**Task directions**. Print all of the data exactly as written.

**Extracts from a graphics dataset**.
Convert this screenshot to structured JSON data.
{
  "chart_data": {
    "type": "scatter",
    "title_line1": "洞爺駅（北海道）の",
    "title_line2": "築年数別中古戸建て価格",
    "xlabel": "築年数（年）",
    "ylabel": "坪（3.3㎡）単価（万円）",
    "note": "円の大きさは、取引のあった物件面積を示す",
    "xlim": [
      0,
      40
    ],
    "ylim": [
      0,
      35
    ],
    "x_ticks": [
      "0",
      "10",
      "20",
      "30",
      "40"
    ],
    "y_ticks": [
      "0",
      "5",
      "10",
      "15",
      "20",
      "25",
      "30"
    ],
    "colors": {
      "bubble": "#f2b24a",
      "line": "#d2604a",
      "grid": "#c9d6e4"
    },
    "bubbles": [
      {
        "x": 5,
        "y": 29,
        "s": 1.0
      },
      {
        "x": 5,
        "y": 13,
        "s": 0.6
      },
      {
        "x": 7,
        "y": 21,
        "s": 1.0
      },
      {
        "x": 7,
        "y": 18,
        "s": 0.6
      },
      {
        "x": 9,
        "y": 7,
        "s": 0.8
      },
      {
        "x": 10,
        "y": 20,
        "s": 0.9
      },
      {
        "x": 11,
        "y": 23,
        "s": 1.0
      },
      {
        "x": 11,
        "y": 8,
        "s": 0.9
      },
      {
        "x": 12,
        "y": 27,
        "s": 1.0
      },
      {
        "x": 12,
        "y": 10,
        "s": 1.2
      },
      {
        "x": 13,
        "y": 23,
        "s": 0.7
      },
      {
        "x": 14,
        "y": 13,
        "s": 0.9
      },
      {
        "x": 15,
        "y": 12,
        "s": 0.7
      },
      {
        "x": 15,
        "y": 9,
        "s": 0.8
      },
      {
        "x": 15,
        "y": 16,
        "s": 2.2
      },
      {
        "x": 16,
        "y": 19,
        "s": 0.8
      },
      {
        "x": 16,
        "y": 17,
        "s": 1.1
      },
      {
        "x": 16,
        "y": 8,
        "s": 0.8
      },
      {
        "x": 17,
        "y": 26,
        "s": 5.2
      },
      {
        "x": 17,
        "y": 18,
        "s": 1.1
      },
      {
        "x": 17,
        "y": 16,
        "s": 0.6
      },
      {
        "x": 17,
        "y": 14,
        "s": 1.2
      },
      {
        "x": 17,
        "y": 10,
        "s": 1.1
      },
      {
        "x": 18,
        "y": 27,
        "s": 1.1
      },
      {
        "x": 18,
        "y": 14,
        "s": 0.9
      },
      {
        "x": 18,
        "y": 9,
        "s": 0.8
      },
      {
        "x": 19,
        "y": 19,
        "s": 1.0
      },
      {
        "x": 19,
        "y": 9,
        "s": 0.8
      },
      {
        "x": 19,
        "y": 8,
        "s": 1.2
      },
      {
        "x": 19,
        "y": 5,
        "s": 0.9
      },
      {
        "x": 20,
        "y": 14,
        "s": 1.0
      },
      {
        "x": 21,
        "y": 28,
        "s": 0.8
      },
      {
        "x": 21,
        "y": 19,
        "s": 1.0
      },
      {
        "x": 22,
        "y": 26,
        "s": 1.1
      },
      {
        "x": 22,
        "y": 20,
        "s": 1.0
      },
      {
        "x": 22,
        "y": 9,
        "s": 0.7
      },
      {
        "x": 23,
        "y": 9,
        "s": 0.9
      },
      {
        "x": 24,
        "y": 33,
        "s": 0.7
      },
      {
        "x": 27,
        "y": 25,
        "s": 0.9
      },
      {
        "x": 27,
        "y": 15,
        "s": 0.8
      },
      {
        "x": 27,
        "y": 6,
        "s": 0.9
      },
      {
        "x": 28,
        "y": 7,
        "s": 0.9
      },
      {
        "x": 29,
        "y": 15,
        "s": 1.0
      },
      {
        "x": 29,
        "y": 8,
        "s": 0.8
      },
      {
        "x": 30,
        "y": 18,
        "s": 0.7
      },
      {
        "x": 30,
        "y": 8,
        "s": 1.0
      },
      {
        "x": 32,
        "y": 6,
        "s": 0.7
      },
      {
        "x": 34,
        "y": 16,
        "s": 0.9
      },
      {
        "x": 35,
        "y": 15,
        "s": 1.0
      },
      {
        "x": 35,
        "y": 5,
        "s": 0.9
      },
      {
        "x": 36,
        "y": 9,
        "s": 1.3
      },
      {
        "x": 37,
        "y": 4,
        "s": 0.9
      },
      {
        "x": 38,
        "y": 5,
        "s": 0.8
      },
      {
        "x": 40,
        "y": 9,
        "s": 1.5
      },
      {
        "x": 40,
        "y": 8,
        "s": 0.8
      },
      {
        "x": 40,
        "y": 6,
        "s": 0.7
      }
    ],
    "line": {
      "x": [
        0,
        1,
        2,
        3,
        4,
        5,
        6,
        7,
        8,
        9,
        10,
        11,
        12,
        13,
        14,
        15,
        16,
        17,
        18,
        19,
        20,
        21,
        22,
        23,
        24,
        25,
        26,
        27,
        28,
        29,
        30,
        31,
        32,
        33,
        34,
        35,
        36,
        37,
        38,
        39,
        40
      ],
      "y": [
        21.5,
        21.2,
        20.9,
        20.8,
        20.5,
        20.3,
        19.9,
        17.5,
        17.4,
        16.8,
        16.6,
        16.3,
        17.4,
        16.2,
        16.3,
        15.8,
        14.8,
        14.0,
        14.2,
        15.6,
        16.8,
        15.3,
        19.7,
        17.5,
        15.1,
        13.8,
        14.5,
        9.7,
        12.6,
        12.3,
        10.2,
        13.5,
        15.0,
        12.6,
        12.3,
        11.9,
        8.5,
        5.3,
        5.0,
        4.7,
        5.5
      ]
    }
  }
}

**The answer**.
Convert this screenshot to structured JSON data.
{
  "chart_data": {
    "type": "scatter",
    "title_line1": "洞爺駅（北海道）の",
    "title_line2": "築年数別中古戸建て価格",
    "xlabel": "築年数（年）",
    "ylabel": "坪（3.3㎡）単価（万円）",
    "note": "円の大きさは、取引のあった物件面積を示す",
    "xlim": [
      0,
      40
    ],
    "ylim": [
      0,
      35
    ],
    "x_ticks": [
      "0",
      "10",
      "20",
      "30",
      "40"
    ],
    "y_ticks": [
      "0",
      "5",
      "10",
      "15",
      "20",
      "25",
      "30"
    ],
    "colors": {
      "bubble": "#f2b24a",
      "line": "#d2604a",
      "grid": "#c9d6e4"
    },
    "bubbles": [
      {
        "x": 5,
        "y": 29,
        "s": 1.0
      },
      {
        "x": 5,
        "y": 13,
        "s": 0.6
      },
      {
        "x": 7,
        "y": 21,
        "s": 1.0
      },
      {
        "x": 7,
        "y": 18,
        "s": 0.6
      },
      {
        "x": 9,
        "y": 7,
        "s": 0.8
      },
      {
        "x": 10,
        "y": 20,
        "s": 0.9
      },
      {
        "x": 11,
        "y": 23,
        "s": 1.0
      },
      {
        "x": 11,
        "y": 8,
        "s": 0.9
      },
      {
        "x": 12,
        "y": 27,
        "s": 1.0
      },
      {
        "x": 12,
        "y": 10,
        "s": 1.2
      },
      {
        "x": 13,
        "y": 23,
        "s": 0.7
      },
      {
        "x": 14,
        "y": 13,
        "s": 0.9
      },
      {
        "x": 15,
        "y": 12,
        "s": 0.7
      },
      {
        "x": 15,
        "y": 9,
        "s": 0.8
      },
      {
        "x": 15,
        "y": 16,
        "s": 2.2
      },
      {
        "x": 16,
        "y": 19,
        "s": 0.8
      },
      {
        "x": 16,
        "y": 17,
        "s": 1.1
      },
      {
        "x": 16,
        "y": 8,
        "s": 0.8
      },
      {
        "x": 17,
        "y": 26,
        "s": 5.2
      },
      {
        "x": 17,
        "y": 18,
        "s": 1.1
      },
      {
        "x": 17,
        "y": 16,
        "s": 0.6
      },
      {
        "x": 17,
        "y": 14,
        "s": 1.2
      },
      {
        "x": 17,
        "y": 10,
        "s": 1.1
      },
      {
        "x": 18,
        "y": 27,
        "s": 1.1
      },
      {
        "x": 18,
        "y": 14,
        "s": 0.9
      },
      {
        "x": 18,
        "y": 9,
        "s": 0.8
      },
      {
        "x": 19,
        "y": 19,
        "s": 1.0
      },
      {
        "x": 19,
        "y": 9,
        "s": 0.8
      },
      {
        "x": 19,
        "y": 8,
        "s": 1.2
      },
      {
        "x": 19,
        "y": 5,
        "s": 0.9
      },
      {
        "x": 20,
        "y": 14,
        "s": 1.0
      },
      {
        "x": 21,
        "y": 28,
        "s": 0.8
      },
      {
        "x": 21,
        "y": 19,
        "s": 1.0
      },
      {
        "x": 22,
        "y": 26,
        "s": 1.1
      },
      {
        "x": 22,
        "y": 20,
        "s": 1.0
      },
      {
        "x": 22,
        "y": 9,
        "s": 0.7
      },
      {
        "x": 23,
        "y": 9,
        "s": 0.9
      },
      {
        "x": 24,
        "y": 33,
        "s": 0.7
      },
      {
        "x": 27,
        "y": 25,
        "s": 0.9
      },
      {
        "x": 27,
        "y": 15,
        "s": 0.8
      },
      {
        "x": 27,
        "y": 6,
        "s": 0.9
      },
      {
        "x": 28,
        "y": 7,
        "s": 0.9
      },
      {
        "x": 29,
        "y": 15,
        "s": 1.0
      },
      {
        "x": 29,
        "y": 8,
        "s": 0.8
      },
      {
        "x": 30,
        "y": 18,
        "s": 0.7
      },
      {
        "x": 30,
        "y": 8,
        "s": 1.0
      },
      {
        "x": 32,
        "y": 6,
        "s": 0.7
      },
      {
        "x": 34,
        "y": 16,
        "s": 0.9
      },
      {
        "x": 35,
        "y": 15,
        "s": 1.0
      },
      {
        "x": 35,
        "y": 5,
        "s": 0.9
      },
      {
        "x": 36,
        "y": 9,
        "s": 1.3
      },
      {
        "x": 37,
        "y": 4,
        "s": 0.9
      },
      {
        "x": 38,
        "y": 5,
        "s": 0.8
      },
      {
        "x": 40,
        "y": 9,
        "s": 1.5
      },
      {
        "x": 40,
        "y": 8,
        "s": 0.8
      },
      {
        "x": 40,
        "y": 6,
        "s": 0.7
      }
    ],
    "line": {
      "x": [
        0,
        1,
        2,
        3,
        4,
        5,
        6,
        7,
        8,
        9,
        10,
        11,
        12,
        13,
        14,
        15,
        16,
        17,
        18,
        19,
        20,
        21,
        22,
        23,
        24,
        25,
        26,
        27,
        28,
        29,
        30,
        31,
        32,
        33,
        34,
        35,
        36,
        37,
        38,
        39,
        40
      ],
      "y": [
        21.5,
        21.2,
        20.9,
        20.8,
        20.5,
        20.3,
        19.9,
        17.5,
        17.4,
        16.8,
        16.6,
        16.3,
        17.4,
        16.2,
        16.3,
        15.8,
        14.8,
        14.0,
        14.2,
        15.6,
        16.8,
        15.3,
        19.7,
        17.5,
        15.1,
        13.8,
        14.5,
        9.7,
        12.6,
        12.3,
        10.2,
        13.5,
        15.0,
        12.6,
        12.3,
        11.9,
        8.5,
        5.3,
        5.0,
        4.7,
        5.5
      ]
    }
  }
}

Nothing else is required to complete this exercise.